• What you will do: Rename "watermark" to "stamp" in the items that begin at the line containing "forum-name-link[interactable]: 默认论坛 bbox=[45, 180, 73, 190]" and stop after the line containing "62, 550, 78]". Return only those lines, with everything else unchanged.

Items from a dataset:
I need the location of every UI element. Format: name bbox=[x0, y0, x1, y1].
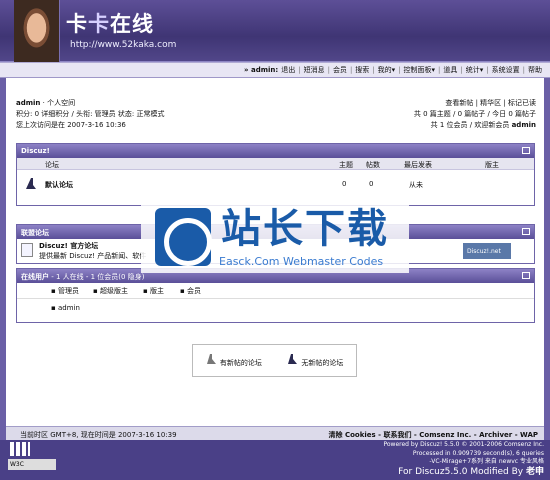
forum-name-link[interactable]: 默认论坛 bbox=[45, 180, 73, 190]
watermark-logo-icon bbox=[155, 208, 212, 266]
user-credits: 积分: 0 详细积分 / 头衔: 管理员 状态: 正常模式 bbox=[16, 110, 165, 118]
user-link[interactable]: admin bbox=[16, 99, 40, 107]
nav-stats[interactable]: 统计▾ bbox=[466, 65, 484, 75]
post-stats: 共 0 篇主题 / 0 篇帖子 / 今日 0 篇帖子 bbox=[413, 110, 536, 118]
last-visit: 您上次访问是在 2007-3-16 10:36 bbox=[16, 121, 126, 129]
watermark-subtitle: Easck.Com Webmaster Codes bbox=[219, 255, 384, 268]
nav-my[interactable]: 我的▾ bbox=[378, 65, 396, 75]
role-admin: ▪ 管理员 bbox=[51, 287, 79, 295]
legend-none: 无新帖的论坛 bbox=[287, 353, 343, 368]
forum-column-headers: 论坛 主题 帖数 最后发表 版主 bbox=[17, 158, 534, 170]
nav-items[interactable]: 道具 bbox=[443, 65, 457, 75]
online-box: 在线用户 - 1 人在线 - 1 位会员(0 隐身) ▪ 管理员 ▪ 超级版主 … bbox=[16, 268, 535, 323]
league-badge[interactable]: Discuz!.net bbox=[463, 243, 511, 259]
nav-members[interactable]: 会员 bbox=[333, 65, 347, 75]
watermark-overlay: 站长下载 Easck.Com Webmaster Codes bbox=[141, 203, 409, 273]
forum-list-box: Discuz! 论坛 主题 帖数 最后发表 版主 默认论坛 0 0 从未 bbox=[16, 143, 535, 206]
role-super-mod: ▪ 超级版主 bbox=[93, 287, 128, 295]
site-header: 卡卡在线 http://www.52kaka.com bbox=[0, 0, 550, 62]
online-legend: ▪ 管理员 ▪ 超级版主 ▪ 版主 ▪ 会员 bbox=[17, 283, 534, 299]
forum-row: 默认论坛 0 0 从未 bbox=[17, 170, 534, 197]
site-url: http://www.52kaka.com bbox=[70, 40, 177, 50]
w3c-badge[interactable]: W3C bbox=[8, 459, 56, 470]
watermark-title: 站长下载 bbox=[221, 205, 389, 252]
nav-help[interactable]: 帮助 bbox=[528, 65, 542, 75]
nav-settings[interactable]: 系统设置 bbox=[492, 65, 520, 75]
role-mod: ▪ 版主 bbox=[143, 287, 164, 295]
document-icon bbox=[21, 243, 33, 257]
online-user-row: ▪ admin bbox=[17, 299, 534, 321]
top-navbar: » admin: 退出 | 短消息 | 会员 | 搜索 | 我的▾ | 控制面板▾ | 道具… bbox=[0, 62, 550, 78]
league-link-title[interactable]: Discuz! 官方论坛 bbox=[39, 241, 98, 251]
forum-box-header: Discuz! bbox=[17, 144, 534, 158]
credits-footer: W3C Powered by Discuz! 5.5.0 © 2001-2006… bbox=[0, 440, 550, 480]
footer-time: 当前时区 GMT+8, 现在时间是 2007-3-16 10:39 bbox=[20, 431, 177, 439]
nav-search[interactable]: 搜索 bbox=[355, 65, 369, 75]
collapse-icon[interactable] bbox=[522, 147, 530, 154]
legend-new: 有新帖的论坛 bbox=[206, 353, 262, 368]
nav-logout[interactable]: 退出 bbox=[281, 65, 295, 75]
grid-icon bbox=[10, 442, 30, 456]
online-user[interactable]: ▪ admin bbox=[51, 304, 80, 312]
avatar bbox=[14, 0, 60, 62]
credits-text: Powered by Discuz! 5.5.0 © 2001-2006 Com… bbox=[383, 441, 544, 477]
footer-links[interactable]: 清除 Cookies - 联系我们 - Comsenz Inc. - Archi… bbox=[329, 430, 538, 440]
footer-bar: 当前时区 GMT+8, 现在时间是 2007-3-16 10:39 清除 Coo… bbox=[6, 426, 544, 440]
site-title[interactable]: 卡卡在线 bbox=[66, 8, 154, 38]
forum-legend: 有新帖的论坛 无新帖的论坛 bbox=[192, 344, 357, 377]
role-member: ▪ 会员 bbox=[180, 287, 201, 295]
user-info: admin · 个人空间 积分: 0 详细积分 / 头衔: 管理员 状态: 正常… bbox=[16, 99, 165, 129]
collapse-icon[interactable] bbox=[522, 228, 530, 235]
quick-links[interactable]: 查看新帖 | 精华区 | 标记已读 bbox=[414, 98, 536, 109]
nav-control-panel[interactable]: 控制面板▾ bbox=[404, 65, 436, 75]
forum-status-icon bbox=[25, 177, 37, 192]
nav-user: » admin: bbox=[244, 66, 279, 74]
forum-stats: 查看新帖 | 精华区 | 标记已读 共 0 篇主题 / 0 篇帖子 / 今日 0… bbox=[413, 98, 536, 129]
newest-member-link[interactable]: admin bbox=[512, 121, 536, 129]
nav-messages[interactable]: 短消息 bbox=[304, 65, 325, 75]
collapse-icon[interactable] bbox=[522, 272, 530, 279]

• Exercise solution:
forum-name-link[interactable]: 默认论坛 bbox=[45, 180, 73, 190]
stamp-logo-icon bbox=[155, 208, 212, 266]
user-credits: 积分: 0 详细积分 / 头衔: 管理员 状态: 正常模式 bbox=[16, 110, 165, 118]
user-link[interactable]: admin bbox=[16, 99, 40, 107]
nav-stats[interactable]: 统计▾ bbox=[466, 65, 484, 75]
post-stats: 共 0 篇主题 / 0 篇帖子 / 今日 0 篇帖子 bbox=[413, 110, 536, 118]
last-visit: 您上次访问是在 2007-3-16 10:36 bbox=[16, 121, 126, 129]
stamp-subtitle: Easck.Com Webmaster Codes bbox=[219, 255, 384, 268]
nav-my[interactable]: 我的▾ bbox=[378, 65, 396, 75]
role-admin: ▪ 管理员 bbox=[51, 287, 79, 295]
legend-none: 无新帖的论坛 bbox=[287, 353, 343, 368]
forum-column-headers: 论坛 主题 帖数 最后发表 版主 bbox=[17, 158, 534, 170]
nav-items[interactable]: 道具 bbox=[443, 65, 457, 75]
online-box: 在线用户 - 1 人在线 - 1 位会员(0 隐身) ▪ 管理员 ▪ 超级版主 … bbox=[16, 268, 535, 323]
league-badge[interactable]: Discuz!.net bbox=[463, 243, 511, 259]
nav-members[interactable]: 会员 bbox=[333, 65, 347, 75]
stamp-overlay: 站长下载 Easck.Com Webmaster Codes bbox=[141, 203, 409, 273]
forum-list-box: Discuz! 论坛 主题 帖数 最后发表 版主 默认论坛 0 0 从未 bbox=[16, 143, 535, 206]
role-super-mod: ▪ 超级版主 bbox=[93, 287, 128, 295]
site-header: 卡卡在线 http://www.52kaka.com bbox=[0, 0, 550, 62]
online-legend: ▪ 管理员 ▪ 超级版主 ▪ 版主 ▪ 会员 bbox=[17, 283, 534, 299]
forum-row: 默认论坛 0 0 从未 bbox=[17, 170, 534, 197]
site-url: http://www.52kaka.com bbox=[70, 40, 177, 50]
w3c-badge[interactable]: W3C bbox=[8, 459, 56, 470]
stamp-title: 站长下载 bbox=[221, 205, 389, 252]
nav-help[interactable]: 帮助 bbox=[528, 65, 542, 75]
nav-settings[interactable]: 系统设置 bbox=[492, 65, 520, 75]
role-mod: ▪ 版主 bbox=[143, 287, 164, 295]
document-icon bbox=[21, 243, 33, 257]
online-user-row: ▪ admin bbox=[17, 299, 534, 321]
top-navbar: » admin: 退出 | 短消息 | 会员 | 搜索 | 我的▾ | 控制面板▾ | 道具… bbox=[0, 62, 550, 78]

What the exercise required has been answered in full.